▼▼▼
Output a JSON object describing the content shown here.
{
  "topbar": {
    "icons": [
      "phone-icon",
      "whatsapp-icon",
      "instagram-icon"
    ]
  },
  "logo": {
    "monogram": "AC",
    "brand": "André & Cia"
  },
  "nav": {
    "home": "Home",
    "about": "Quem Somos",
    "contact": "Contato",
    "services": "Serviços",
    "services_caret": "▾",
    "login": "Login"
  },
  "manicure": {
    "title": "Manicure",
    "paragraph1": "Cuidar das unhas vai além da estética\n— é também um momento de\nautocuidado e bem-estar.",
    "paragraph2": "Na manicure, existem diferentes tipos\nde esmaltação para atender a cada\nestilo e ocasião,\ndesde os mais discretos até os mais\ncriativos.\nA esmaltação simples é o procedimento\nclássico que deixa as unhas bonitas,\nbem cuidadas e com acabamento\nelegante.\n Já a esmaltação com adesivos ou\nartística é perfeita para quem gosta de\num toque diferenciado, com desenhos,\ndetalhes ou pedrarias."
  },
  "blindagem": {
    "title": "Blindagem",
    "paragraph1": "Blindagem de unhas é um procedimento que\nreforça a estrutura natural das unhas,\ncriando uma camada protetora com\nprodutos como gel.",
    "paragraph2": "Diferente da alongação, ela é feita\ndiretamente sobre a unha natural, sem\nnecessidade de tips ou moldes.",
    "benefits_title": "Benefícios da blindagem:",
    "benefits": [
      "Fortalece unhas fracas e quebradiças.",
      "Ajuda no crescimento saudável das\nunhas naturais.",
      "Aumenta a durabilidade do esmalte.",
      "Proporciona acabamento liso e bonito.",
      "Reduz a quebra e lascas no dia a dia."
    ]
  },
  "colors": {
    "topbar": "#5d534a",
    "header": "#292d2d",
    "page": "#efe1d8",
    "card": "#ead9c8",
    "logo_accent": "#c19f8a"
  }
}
▲▲▲
Write the whole listing out again. Keep every line exactly as it is.

Output a JSON object describing the content shown here.
{
  "topbar": {
    "icons": [
      "phone-icon",
      "whatsapp-icon",
      "instagram-icon"
    ]
  },
  "logo": {
    "monogram": "AC",
    "brand": "André & Cia"
  },
  "nav": {
    "home": "Home",
    "about": "Quem Somos",
    "contact": "Contato",
    "services": "Serviços",
    "services_caret": "▾",
    "login": "Login"
  },
  "manicure": {
    "title": "Manicure",
    "paragraph1": "Cuidar das unhas vai além da estética\n— é também um momento de\nautocuidado e bem-estar.",
    "paragraph2": "Na manicure, existem diferentes tipos\nde esmaltação para atender a cada\nestilo e ocasião,\ndesde os mais discretos até os mais\ncriativos.\nA esmaltação simples é o procedimento\nclássico que deixa as unhas bonitas,\nbem cuidadas e com acabamento\nelegante.\n Já a esmaltação com adesivos ou\nartística é perfeita para quem gosta de\num toque diferenciado, com desenhos,\ndetalhes ou pedrarias."
  },
  "blindagem": {
    "title": "Blindagem",
    "paragraph1": "Blindagem de unhas é um procedimento que\nreforça a estrutura natural das unhas,\ncriando uma camada protetora com\nprodutos como gel.",
    "paragraph2": "Diferente da alongação, ela é feita\ndiretamente sobre a unha natural, sem\nnecessidade de tips ou moldes.",
    "benefits_title": "Benefícios da blindagem:",
    "benefits": [
      "Fortalece unhas fracas e quebradiças.",
      "Ajuda no crescimento saudável das\nunhas naturais.",
      "Aumenta a durabilidade do esmalte.",
      "Proporciona acabamento liso e bonito.",
      "Reduz a quebra e lascas no dia a dia."
    ]
  },
  "colors": {
    "topbar": "#5d534a",
    "header": "#292d2d",
    "page": "#efe1d8",
    "card": "#ead9c8",
    "logo_accent": "#c19f8a"
  }
}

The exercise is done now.